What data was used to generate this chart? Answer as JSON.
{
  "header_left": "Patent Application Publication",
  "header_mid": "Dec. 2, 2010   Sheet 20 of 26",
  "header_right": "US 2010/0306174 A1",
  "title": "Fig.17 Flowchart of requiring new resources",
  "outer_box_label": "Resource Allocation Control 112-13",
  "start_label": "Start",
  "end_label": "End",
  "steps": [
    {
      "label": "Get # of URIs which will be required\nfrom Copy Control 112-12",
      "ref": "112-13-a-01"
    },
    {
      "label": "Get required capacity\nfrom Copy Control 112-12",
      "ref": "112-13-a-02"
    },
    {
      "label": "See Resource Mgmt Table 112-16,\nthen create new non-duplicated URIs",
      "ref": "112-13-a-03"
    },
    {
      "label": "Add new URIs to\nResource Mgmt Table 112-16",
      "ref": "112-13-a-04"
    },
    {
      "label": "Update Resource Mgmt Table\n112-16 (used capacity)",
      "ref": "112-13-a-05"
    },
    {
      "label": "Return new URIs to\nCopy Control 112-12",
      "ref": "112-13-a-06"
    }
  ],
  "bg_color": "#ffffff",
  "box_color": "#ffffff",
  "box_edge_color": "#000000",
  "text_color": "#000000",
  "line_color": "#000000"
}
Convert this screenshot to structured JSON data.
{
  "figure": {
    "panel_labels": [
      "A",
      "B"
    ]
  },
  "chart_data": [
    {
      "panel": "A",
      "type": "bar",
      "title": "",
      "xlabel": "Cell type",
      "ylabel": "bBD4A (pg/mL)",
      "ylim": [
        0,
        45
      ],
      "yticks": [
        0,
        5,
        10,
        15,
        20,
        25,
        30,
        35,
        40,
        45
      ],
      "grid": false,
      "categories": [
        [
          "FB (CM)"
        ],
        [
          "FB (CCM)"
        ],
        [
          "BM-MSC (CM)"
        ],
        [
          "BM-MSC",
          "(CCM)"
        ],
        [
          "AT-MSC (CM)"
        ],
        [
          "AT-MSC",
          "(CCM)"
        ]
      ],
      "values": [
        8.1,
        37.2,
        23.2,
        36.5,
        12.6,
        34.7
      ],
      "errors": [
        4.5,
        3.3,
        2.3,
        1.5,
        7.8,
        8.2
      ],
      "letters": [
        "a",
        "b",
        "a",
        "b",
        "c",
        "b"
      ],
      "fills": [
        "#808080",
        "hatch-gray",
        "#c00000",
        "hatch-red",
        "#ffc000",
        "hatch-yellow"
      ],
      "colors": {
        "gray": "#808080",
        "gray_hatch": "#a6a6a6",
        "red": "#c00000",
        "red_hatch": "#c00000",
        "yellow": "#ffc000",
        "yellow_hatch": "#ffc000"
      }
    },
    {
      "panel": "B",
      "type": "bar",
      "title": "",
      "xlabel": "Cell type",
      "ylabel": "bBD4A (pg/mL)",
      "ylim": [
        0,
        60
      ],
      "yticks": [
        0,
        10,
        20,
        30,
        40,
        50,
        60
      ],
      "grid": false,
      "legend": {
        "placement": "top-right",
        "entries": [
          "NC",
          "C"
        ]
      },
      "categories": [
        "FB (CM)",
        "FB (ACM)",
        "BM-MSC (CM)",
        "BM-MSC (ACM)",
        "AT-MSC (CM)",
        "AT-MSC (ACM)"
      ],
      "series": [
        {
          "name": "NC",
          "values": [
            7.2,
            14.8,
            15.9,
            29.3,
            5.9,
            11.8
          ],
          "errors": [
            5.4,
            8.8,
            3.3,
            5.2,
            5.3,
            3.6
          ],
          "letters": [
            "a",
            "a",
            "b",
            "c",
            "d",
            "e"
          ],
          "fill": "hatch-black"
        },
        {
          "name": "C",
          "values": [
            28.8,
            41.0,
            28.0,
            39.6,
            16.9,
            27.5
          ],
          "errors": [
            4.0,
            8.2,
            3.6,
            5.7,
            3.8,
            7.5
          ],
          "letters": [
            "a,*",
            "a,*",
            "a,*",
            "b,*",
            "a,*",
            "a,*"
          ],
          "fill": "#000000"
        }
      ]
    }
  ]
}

What you are asked to do: Which lines contain "Control"? Copy each of them.

Completed task:
  "outer_box_label": "Resource Allocation Control 112-13",
      "label": "Get # of URIs which will be required\nfrom Copy Control 112-12",
      "label": "Get required capacity\nfrom Copy Control 112-12",
      "label": "Return new URIs to\nCopy Control 112-12",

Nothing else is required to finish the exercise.